## BEGIN INPUT MATERIAL

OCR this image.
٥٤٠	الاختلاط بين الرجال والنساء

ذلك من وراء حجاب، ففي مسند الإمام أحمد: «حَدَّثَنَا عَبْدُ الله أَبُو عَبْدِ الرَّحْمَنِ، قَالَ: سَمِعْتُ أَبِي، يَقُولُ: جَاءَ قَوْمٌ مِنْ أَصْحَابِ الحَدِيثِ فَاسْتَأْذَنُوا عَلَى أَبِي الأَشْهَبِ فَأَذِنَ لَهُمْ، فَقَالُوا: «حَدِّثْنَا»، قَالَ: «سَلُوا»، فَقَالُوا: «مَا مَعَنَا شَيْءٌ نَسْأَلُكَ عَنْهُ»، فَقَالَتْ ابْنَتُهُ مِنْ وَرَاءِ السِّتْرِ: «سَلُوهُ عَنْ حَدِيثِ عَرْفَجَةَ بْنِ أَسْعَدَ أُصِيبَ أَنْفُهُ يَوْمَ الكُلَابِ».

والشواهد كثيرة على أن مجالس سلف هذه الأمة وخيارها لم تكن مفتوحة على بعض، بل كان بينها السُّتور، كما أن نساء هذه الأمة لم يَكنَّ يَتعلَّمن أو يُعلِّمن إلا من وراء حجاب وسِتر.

## END INPUT MATERIAL
## BEGIN INPUT MATERIAL

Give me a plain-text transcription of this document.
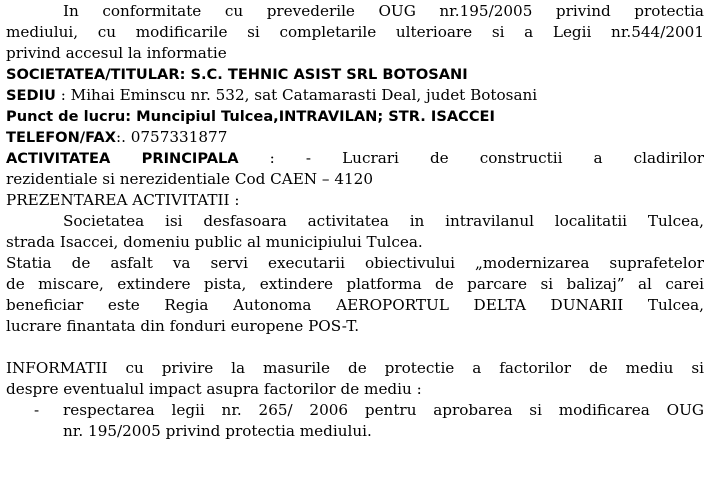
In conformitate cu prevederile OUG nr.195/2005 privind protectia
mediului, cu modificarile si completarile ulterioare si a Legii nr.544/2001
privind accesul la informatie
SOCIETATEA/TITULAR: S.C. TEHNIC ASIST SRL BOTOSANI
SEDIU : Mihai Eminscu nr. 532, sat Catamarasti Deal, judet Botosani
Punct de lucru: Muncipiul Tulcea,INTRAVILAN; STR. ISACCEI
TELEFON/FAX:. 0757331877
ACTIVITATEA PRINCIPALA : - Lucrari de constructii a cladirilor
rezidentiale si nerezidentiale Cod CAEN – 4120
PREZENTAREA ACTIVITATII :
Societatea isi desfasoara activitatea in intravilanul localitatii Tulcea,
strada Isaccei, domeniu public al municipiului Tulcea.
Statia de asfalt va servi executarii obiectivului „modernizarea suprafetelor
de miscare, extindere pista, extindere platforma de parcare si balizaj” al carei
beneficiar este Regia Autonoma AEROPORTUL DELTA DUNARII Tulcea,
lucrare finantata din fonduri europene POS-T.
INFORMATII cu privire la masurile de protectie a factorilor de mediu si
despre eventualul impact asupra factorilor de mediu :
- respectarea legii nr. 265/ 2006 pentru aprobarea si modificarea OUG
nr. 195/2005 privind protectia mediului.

## END INPUT MATERIAL
## BEGIN INPUT MATERIAL

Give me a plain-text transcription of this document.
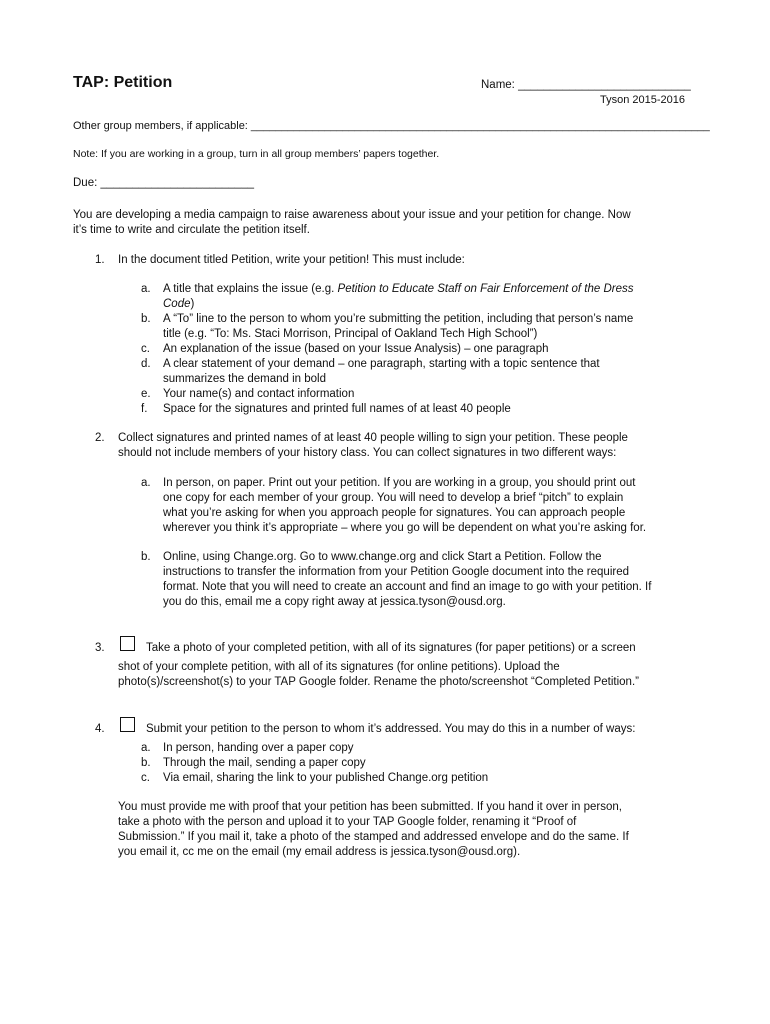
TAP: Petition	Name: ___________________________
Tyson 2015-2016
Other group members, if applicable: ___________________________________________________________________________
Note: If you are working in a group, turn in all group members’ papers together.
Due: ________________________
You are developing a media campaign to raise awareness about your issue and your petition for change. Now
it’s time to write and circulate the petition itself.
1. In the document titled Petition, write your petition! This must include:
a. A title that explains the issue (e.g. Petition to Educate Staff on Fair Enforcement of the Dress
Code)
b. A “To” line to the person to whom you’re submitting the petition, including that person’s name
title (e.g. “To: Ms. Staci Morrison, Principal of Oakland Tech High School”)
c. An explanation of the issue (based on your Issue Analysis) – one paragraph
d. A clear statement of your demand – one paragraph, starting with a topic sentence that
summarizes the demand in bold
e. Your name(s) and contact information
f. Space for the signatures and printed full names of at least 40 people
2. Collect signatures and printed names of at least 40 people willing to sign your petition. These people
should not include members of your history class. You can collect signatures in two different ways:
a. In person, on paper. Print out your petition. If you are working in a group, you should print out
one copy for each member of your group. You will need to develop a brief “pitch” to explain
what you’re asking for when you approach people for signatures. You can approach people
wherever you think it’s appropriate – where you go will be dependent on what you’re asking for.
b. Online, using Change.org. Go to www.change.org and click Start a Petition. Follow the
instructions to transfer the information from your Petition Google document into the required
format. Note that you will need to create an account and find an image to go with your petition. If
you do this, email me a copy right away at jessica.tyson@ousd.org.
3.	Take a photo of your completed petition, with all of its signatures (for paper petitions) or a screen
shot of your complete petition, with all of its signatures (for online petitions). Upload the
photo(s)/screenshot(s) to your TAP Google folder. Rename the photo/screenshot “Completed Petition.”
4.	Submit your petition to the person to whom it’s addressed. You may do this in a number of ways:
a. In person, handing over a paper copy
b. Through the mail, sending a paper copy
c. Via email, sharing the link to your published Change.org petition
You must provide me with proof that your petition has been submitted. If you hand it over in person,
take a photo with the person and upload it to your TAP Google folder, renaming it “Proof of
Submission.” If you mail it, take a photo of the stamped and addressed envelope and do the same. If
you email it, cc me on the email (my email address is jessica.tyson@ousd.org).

## END INPUT MATERIAL

- _GIVEN REQUEST_
Pick out each line that holds the string "mediului".

- _SOLUTION_
mediului, cu modificarile si completarile ulterioare si a Legii nr.544/2001
nr. 195/2005 privind protectia mediului.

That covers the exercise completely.